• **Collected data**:
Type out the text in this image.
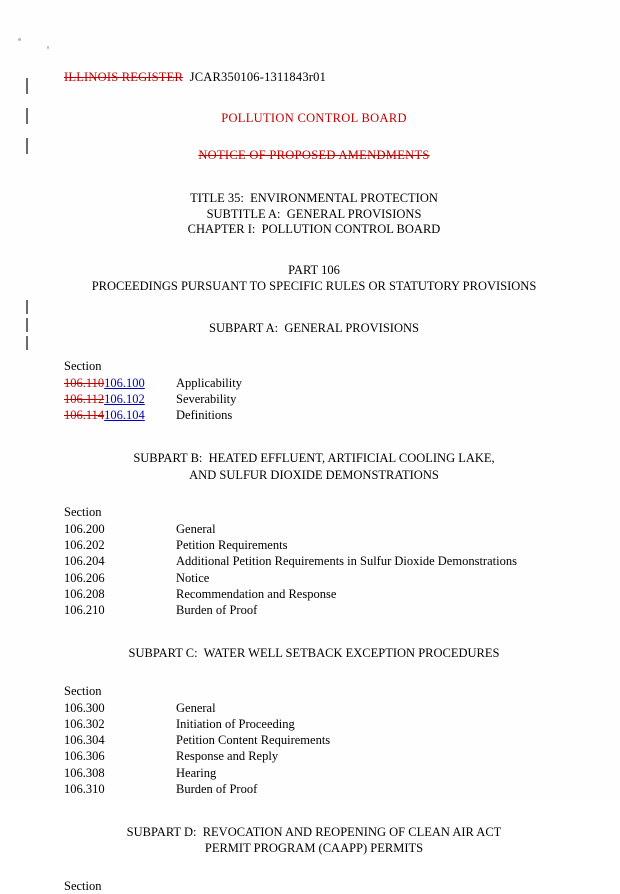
ILLINOIS REGISTER JCAR350106-1311843r01
POLLUTION CONTROL BOARD
NOTICE OF PROPOSED AMENDMENTS
TITLE 35:  ENVIRONMENTAL PROTECTION
SUBTITLE A:  GENERAL PROVISIONS
CHAPTER I:  POLLUTION CONTROL BOARD
PART 106
PROCEEDINGS PURSUANT TO SPECIFIC RULES OR STATUTORY PROVISIONS
SUBPART A:  GENERAL PROVISIONS
Section
106.110106.100	Applicability
106.112106.102	Severability
106.114106.104	Definitions
SUBPART B:  HEATED EFFLUENT, ARTIFICIAL COOLING LAKE,
AND SULFUR DIOXIDE DEMONSTRATIONS
Section
106.200	General
106.202	Petition Requirements
106.204	Additional Petition Requirements in Sulfur Dioxide Demonstrations
106.206	Notice
106.208	Recommendation and Response
106.210	Burden of Proof
SUBPART C:  WATER WELL SETBACK EXCEPTION PROCEDURES
Section
106.300	General
106.302	Initiation of Proceeding
106.304	Petition Content Requirements
106.306	Response and Reply
106.308	Hearing
106.310	Burden of Proof
SUBPART D:  REVOCATION AND REOPENING OF CLEAN AIR ACT
PERMIT PROGRAM (CAAPP) PERMITS
Section
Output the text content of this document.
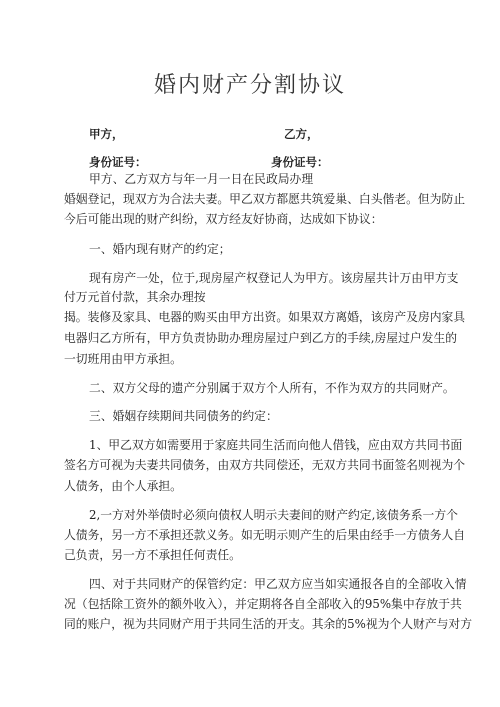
婚内财产分割协议
甲方，	乙方，
身份证号：	身份证号：
甲方、乙方双方与年一月一日在民政局办理
婚姻登记，现双方为合法夫妻。甲乙双方都愿共筑爱巢、白头偕老。但为防止
今后可能出现的财产纠纷，双方经友好协商，达成如下协议：
一、婚内现有财产的约定；
现有房产一处，位于,现房屋产权登记人为甲方。该房屋共计万由甲方支
付万元首付款，其余办理按
揭。装修及家具、电器的购买由甲方出资。如果双方离婚，该房产及房内家具
电器归乙方所有，甲方负责协助办理房屋过户到乙方的手续,房屋过户发生的
一切班用由甲方承担。
二、双方父母的遗产分别属于双方个人所有，不作为双方的共同财产。
三、婚姻存续期间共同债务的约定：
1、甲乙双方如需要用于家庭共同生活而向他人借钱，应由双方共同书面
签名方可视为夫妻共同债务，由双方共同偿还，无双方共同书面签名则视为个
人债务，由个人承担。
2,一方对外举债时必须向债权人明示夫妻间的财产约定,该债务系一方个
人债务，另一方不承担还款义务。如无明示则产生的后果由经手一方债务人自
己负责，另一方不承担任何责任。
四、对于共同财产的保管约定：甲乙双方应当如实通报各自的全部收入情
况（包括除工资外的额外收入），并定期将各自全部收入的95%集中存放于共
同的账户，视为共同财产用于共同生活的开支。其余的5%视为个人财产与对方
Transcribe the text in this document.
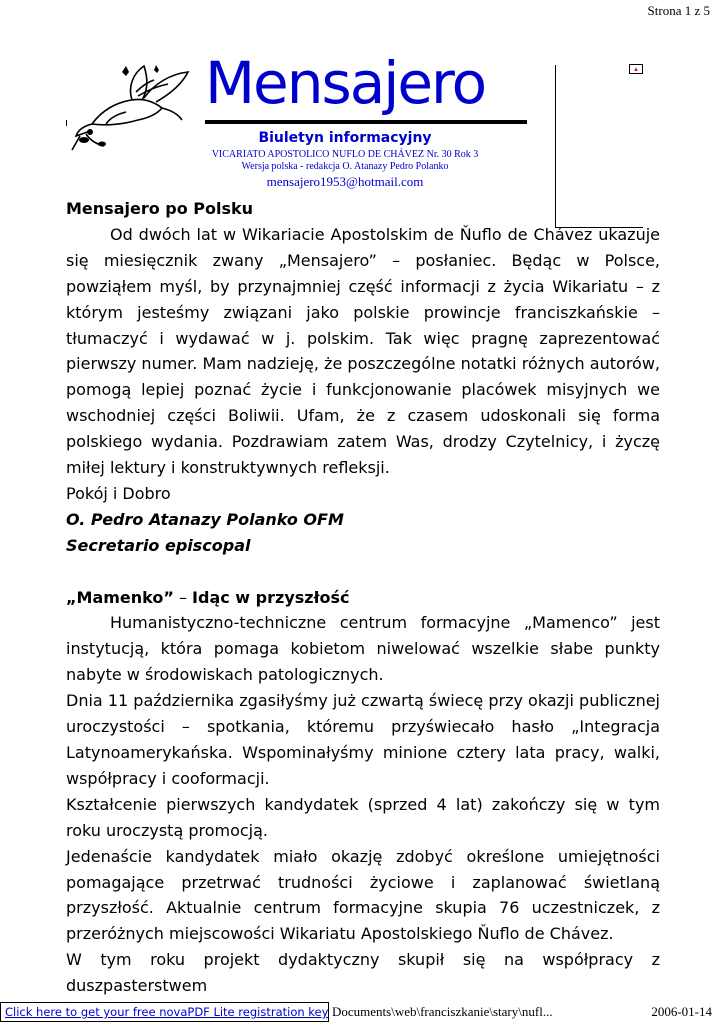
Strona 1 z 5
Mensajero
Biuletyn informacyjny
VICARIATO APOSTOLICO NUFLO DE CHÁVEZ Nr. 30 Rok 3
Wersja polska - redakcja O. Atanazy Pedro Polanko
mensajero1953@hotmail.com
▴

Mensajero po Polsku

Od dwóch lat w Wikariacie Apostolskim de Ňuflo de Chávez ukazuje się miesięcznik zwany „Mensajero” – posłaniec. Będąc w Polsce, powziąłem myśl, by przynajmniej część informacji z życia Wikariatu – z którym jesteśmy związani jako polskie prowincje franciszkańskie – tłumaczyć i wydawać w j. polskim. Tak więc pragnę zaprezentować pierwszy numer. Mam nadzieję, że poszczególne notatki różnych autorów, pomogą lepiej poznać życie i funkcjonowanie placówek misyjnych we wschodniej części Boliwii. Ufam, że z czasem udoskonali się forma polskiego wydania. Pozdrawiam zatem Was, drodzy Czytelnicy, i życzę miłej lektury i konstruktywnych refleksji.

Pokój i Dobro

O. Pedro Atanazy Polanko OFM

Secretario episcopal

„Mamenko” – Idąc w przyszłość

Humanistyczno-techniczne centrum formacyjne „Mamenco” jest instytucją, która pomaga kobietom niwelować wszelkie słabe punkty nabyte w środowiskach patologicznych.

Dnia 11 października zgasiłyśmy już czwartą świecę przy okazji publicznej uroczystości – spotkania, któremu przyświecało hasło „Integracja Latynoamerykańska. Wspominałyśmy minione cztery lata pracy, walki, współpracy i cooformacji.

Kształcenie pierwszych kandydatek (sprzed 4 lat) zakończy się w tym roku uroczystą promocją.

Jedenaście kandydatek miało okazję zdobyć określone umiejętności pomagające przetrwać trudności życiowe i zaplanować świetlaną przyszłość. Aktualnie centrum formacyjne skupia 76 uczestniczek, z przeróżnych miejscowości Wikariatu Apostolskiego Ňuflo de Chávez.

W tym roku projekt dydaktyczny skupił się na współpracy z duszpasterstwem

Click here to get your free novaPDF Lite registration key Documents\web\franciszkanie\stary\nufl...	2006-01-14
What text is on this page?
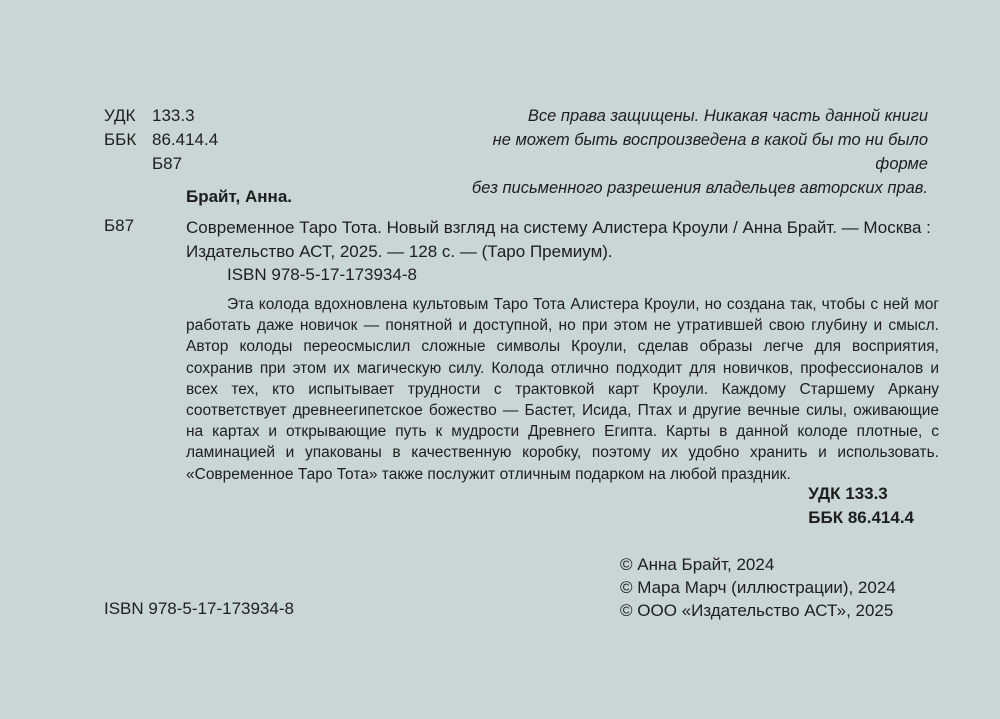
УДК 133.3
ББК 86.414.4
Б87
Все права защищены. Никакая часть данной книги
не может быть воспроизведена в какой бы то ни было форме
без письменного разрешения владельцев авторских прав.
Брайт, Анна.
Б87	Современное Таро Тота. Новый взгляд на систему Алистера Кроули / Анна Брайт. — Москва : Издательство АСТ, 2025. — 128 с. — (Таро Премиум).
ISBN 978-5-17-173934-8
Эта колода вдохновлена культовым Таро Тота Алистера Кроули, но создана так, чтобы с ней мог работать даже новичок — понятной и доступной, но при этом не утратившей свою глубину и смысл. Автор колоды переосмыслил сложные символы Кроули, сделав образы легче для восприятия, сохранив при этом их магическую силу. Колода отлично подходит для новичков, профессионалов и всех тех, кто испытывает трудности с трактовкой карт Кроули. Каждому Старшему Аркану соответствует древнеегипетское божество — Бастет, Исида, Птах и другие вечные силы, оживающие на картах и открывающие путь к мудрости Древнего Египта. Карты в данной колоде плотные, с ламинацией и упакованы в качественную коробку, поэтому их удобно хранить и использовать. «Современное Таро Тота» также послужит отличным подарком на любой праздник.
УДК 133.3
ББК 86.414.4
© Анна Брайт, 2024
© Мара Марч (иллюстрации), 2024
© ООО «Издательство АСТ», 2025
ISBN 978-5-17-173934-8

• **PROBLEM DESCRIPTION**: Restate the whole listing above exactly, please, omitting every image.

• **EXPECTED ANSWER**:
Type out the text in this image.
ILLINOIS REGISTER JCAR350106-1311843r01
POLLUTION CONTROL BOARD
NOTICE OF PROPOSED AMENDMENTS
TITLE 35:  ENVIRONMENTAL PROTECTION
SUBTITLE A:  GENERAL PROVISIONS
CHAPTER I:  POLLUTION CONTROL BOARD
PART 106
PROCEEDINGS PURSUANT TO SPECIFIC RULES OR STATUTORY PROVISIONS
SUBPART A:  GENERAL PROVISIONS
Section
106.110106.100	Applicability
106.112106.102	Severability
106.114106.104	Definitions
SUBPART B:  HEATED EFFLUENT, ARTIFICIAL COOLING LAKE,
AND SULFUR DIOXIDE DEMONSTRATIONS
Section
106.200	General
106.202	Petition Requirements
106.204	Additional Petition Requirements in Sulfur Dioxide Demonstrations
106.206	Notice
106.208	Recommendation and Response
106.210	Burden of Proof
SUBPART C:  WATER WELL SETBACK EXCEPTION PROCEDURES
Section
106.300	General
106.302	Initiation of Proceeding
106.304	Petition Content Requirements
106.306	Response and Reply
106.308	Hearing
106.310	Burden of Proof
SUBPART D:  REVOCATION AND REOPENING OF CLEAN AIR ACT
PERMIT PROGRAM (CAAPP) PERMITS
Section
Output the text content of this document.
婚内财产分割协议
甲方，	乙方，
身份证号：	身份证号：
甲方、乙方双方与年一月一日在民政局办理
婚姻登记，现双方为合法夫妻。甲乙双方都愿共筑爱巢、白头偕老。但为防止
今后可能出现的财产纠纷，双方经友好协商，达成如下协议：
一、婚内现有财产的约定；
现有房产一处，位于,现房屋产权登记人为甲方。该房屋共计万由甲方支
付万元首付款，其余办理按
揭。装修及家具、电器的购买由甲方出资。如果双方离婚，该房产及房内家具
电器归乙方所有，甲方负责协助办理房屋过户到乙方的手续,房屋过户发生的
一切班用由甲方承担。
二、双方父母的遗产分别属于双方个人所有，不作为双方的共同财产。
三、婚姻存续期间共同债务的约定：
1、甲乙双方如需要用于家庭共同生活而向他人借钱，应由双方共同书面
签名方可视为夫妻共同债务，由双方共同偿还，无双方共同书面签名则视为个
人债务，由个人承担。
2,一方对外举债时必须向债权人明示夫妻间的财产约定,该债务系一方个
人债务，另一方不承担还款义务。如无明示则产生的后果由经手一方债务人自
己负责，另一方不承担任何责任。
四、对于共同财产的保管约定：甲乙双方应当如实通报各自的全部收入情
况（包括除工资外的额外收入），并定期将各自全部收入的95%集中存放于共
同的账户，视为共同财产用于共同生活的开支。其余的5%视为个人财产与对方
Transcribe the text in this document.
Strona 1 z 5
Mensajero
Biuletyn informacyjny
VICARIATO APOSTOLICO NUFLO DE CHÁVEZ Nr. 30 Rok 3
Wersja polska - redakcja O. Atanazy Pedro Polanko
mensajero1953@hotmail.com
▴

Mensajero po Polsku

Od dwóch lat w Wikariacie Apostolskim de Ňuflo de Chávez ukazuje się miesięcznik zwany „Mensajero” – posłaniec. Będąc w Polsce, powziąłem myśl, by przynajmniej część informacji z życia Wikariatu – z którym jesteśmy związani jako polskie prowincje franciszkańskie – tłumaczyć i wydawać w j. polskim. Tak więc pragnę zaprezentować pierwszy numer. Mam nadzieję, że poszczególne notatki różnych autorów, pomogą lepiej poznać życie i funkcjonowanie placówek misyjnych we wschodniej części Boliwii. Ufam, że z czasem udoskonali się forma polskiego wydania. Pozdrawiam zatem Was, drodzy Czytelnicy, i życzę miłej lektury i konstruktywnych refleksji.

Pokój i Dobro

O. Pedro Atanazy Polanko OFM

Secretario episcopal

„Mamenko” – Idąc w przyszłość

Humanistyczno-techniczne centrum formacyjne „Mamenco” jest instytucją, która pomaga kobietom niwelować wszelkie słabe punkty nabyte w środowiskach patologicznych.

Dnia 11 października zgasiłyśmy już czwartą świecę przy okazji publicznej uroczystości – spotkania, któremu przyświecało hasło „Integracja Latynoamerykańska. Wspominałyśmy minione cztery lata pracy, walki, współpracy i cooformacji.

Kształcenie pierwszych kandydatek (sprzed 4 lat) zakończy się w tym roku uroczystą promocją.

Jedenaście kandydatek miało okazję zdobyć określone umiejętności pomagające przetrwać trudności życiowe i zaplanować świetlaną przyszłość. Aktualnie centrum formacyjne skupia 76 uczestniczek, z przeróżnych miejscowości Wikariatu Apostolskiego Ňuflo de Chávez.

W tym roku projekt dydaktyczny skupił się na współpracy z duszpasterstwem

Click here to get your free novaPDF Lite registration key Documents\web\franciszkanie\stary\nufl...	2006-01-14
What text is on this page?
УДК 133.3
ББК 86.414.4
Б87
Все права защищены. Никакая часть данной книги
не может быть воспроизведена в какой бы то ни было форме
без письменного разрешения владельцев авторских прав.
Брайт, Анна.
Б87	Современное Таро Тота. Новый взгляд на систему Алистера Кроули / Анна Брайт. — Москва : Издательство АСТ, 2025. — 128 с. — (Таро Премиум).
ISBN 978-5-17-173934-8
Эта колода вдохновлена культовым Таро Тота Алистера Кроули, но создана так, чтобы с ней мог работать даже новичок — понятной и доступной, но при этом не утратившей свою глубину и смысл. Автор колоды переосмыслил сложные символы Кроули, сделав образы легче для восприятия, сохранив при этом их магическую силу. Колода отлично подходит для новичков, профессионалов и всех тех, кто испытывает трудности с трактовкой карт Кроули. Каждому Старшему Аркану соответствует древнеегипетское божество — Бастет, Исида, Птах и другие вечные силы, оживающие на картах и открывающие путь к мудрости Древнего Египта. Карты в данной колоде плотные, с ламинацией и упакованы в качественную коробку, поэтому их удобно хранить и использовать. «Современное Таро Тота» также послужит отличным подарком на любой праздник.
УДК 133.3
ББК 86.414.4
© Анна Брайт, 2024
© Мара Марч (иллюстрации), 2024
© ООО «Издательство АСТ», 2025
ISBN 978-5-17-173934-8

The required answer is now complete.